DIRECTIONS FOR THIS TASK ▸
Pull each line holding "bottom" out of the entries below.

(Structured figure records)
----------------------------------------

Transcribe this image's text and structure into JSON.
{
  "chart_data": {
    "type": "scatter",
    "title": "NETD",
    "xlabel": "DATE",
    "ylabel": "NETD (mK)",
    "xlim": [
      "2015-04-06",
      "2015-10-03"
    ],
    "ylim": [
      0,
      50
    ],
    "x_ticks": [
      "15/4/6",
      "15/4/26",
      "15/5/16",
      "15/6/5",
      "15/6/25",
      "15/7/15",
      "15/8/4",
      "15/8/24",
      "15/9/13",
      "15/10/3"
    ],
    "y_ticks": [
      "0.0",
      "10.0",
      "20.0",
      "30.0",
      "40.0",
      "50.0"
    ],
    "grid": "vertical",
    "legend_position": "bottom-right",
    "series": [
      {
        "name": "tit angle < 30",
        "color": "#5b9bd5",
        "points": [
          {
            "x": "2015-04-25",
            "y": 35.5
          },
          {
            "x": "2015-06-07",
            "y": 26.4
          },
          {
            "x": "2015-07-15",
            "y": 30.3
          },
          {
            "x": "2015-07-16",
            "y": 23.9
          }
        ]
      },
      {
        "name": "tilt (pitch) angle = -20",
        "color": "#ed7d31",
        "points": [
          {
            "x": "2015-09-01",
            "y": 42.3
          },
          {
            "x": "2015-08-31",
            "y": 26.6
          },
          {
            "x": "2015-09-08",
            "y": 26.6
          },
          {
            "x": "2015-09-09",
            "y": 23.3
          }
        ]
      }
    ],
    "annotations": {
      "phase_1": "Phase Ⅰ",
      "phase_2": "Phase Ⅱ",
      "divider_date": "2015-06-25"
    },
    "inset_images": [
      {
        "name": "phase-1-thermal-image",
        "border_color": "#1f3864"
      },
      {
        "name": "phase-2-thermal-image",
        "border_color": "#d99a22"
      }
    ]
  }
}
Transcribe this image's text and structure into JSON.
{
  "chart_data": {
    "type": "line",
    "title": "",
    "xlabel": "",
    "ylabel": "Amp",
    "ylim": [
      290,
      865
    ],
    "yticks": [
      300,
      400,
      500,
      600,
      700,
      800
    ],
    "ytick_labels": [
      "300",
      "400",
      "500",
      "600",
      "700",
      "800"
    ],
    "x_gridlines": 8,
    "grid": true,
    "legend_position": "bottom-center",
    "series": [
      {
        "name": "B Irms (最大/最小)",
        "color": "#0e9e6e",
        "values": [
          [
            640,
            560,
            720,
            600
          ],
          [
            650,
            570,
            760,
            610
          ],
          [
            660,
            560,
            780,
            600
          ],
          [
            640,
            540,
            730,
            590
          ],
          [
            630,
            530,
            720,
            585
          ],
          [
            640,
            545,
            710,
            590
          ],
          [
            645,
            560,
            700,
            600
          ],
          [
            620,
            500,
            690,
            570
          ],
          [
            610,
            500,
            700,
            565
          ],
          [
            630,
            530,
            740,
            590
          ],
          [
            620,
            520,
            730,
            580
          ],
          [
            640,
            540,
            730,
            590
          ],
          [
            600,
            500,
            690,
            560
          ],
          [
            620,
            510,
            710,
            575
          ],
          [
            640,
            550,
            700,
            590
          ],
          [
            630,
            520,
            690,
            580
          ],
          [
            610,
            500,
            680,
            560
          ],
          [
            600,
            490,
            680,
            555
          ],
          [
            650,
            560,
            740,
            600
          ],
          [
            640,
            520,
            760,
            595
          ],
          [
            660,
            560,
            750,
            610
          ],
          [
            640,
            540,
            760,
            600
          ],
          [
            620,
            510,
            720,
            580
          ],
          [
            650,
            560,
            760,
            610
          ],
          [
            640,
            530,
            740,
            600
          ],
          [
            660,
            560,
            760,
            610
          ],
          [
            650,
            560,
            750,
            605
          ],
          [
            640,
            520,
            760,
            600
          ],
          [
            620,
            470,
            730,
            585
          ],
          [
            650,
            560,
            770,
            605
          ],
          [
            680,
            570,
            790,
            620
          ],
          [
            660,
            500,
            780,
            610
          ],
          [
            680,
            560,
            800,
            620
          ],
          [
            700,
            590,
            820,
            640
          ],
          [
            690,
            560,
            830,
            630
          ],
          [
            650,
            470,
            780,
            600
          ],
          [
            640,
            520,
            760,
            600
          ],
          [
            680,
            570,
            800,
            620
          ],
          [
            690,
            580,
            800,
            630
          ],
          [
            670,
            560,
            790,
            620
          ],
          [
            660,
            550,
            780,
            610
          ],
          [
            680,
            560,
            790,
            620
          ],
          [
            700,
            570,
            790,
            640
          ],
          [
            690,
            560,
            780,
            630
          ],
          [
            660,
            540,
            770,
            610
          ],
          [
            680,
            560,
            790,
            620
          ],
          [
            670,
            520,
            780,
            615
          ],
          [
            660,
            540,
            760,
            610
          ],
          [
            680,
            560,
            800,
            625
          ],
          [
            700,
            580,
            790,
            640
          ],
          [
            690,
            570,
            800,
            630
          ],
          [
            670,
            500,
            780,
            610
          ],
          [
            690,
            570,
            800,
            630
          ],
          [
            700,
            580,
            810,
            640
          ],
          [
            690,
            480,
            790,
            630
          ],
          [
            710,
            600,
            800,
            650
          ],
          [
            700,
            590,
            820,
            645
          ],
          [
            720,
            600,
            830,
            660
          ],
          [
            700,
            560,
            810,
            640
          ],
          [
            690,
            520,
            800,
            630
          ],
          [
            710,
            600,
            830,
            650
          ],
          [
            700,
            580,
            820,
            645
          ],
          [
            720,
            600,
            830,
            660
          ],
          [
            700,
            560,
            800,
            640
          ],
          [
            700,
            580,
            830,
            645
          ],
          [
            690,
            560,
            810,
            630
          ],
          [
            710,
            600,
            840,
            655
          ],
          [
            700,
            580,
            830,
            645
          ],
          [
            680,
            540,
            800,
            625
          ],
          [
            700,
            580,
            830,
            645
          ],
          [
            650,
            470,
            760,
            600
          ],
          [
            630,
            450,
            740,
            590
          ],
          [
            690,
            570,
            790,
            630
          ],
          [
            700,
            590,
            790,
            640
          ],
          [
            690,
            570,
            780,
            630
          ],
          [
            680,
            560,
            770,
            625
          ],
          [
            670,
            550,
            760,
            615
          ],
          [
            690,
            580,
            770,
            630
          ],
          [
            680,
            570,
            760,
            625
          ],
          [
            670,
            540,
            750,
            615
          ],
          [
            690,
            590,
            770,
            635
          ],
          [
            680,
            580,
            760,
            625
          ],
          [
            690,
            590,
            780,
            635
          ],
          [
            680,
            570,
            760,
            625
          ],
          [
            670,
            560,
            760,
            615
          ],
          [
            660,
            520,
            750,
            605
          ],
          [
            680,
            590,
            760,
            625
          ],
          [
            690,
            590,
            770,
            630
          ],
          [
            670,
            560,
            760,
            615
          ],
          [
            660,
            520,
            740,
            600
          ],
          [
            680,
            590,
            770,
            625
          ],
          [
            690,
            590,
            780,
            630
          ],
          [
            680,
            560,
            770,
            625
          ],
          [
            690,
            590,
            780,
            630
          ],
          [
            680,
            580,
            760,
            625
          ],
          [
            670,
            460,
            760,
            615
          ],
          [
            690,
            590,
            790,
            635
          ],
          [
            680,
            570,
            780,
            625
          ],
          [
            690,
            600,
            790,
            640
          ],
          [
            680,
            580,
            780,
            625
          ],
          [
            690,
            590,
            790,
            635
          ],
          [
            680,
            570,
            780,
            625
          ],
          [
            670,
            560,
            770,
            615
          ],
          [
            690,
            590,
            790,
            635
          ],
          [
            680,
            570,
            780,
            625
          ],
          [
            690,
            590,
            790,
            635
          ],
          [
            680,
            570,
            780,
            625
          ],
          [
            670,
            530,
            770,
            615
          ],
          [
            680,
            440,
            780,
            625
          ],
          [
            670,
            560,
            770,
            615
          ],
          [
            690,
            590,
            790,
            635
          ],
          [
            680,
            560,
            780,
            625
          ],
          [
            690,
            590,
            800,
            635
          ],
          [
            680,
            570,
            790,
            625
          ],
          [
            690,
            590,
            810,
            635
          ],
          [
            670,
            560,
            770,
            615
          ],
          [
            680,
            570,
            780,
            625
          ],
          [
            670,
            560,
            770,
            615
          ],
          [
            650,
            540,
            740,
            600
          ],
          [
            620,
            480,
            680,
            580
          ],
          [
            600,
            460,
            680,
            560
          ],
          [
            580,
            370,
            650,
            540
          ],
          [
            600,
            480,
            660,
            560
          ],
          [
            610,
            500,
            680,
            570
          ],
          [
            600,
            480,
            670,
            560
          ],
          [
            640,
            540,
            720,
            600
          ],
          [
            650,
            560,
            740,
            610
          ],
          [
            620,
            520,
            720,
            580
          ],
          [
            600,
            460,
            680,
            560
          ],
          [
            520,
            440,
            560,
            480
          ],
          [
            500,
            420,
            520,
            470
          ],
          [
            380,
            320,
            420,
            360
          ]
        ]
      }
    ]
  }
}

----------------------------------------

EXERCISE RESULT ▸
    "legend_position": "bottom-right",
    "legend_position": "bottom-center",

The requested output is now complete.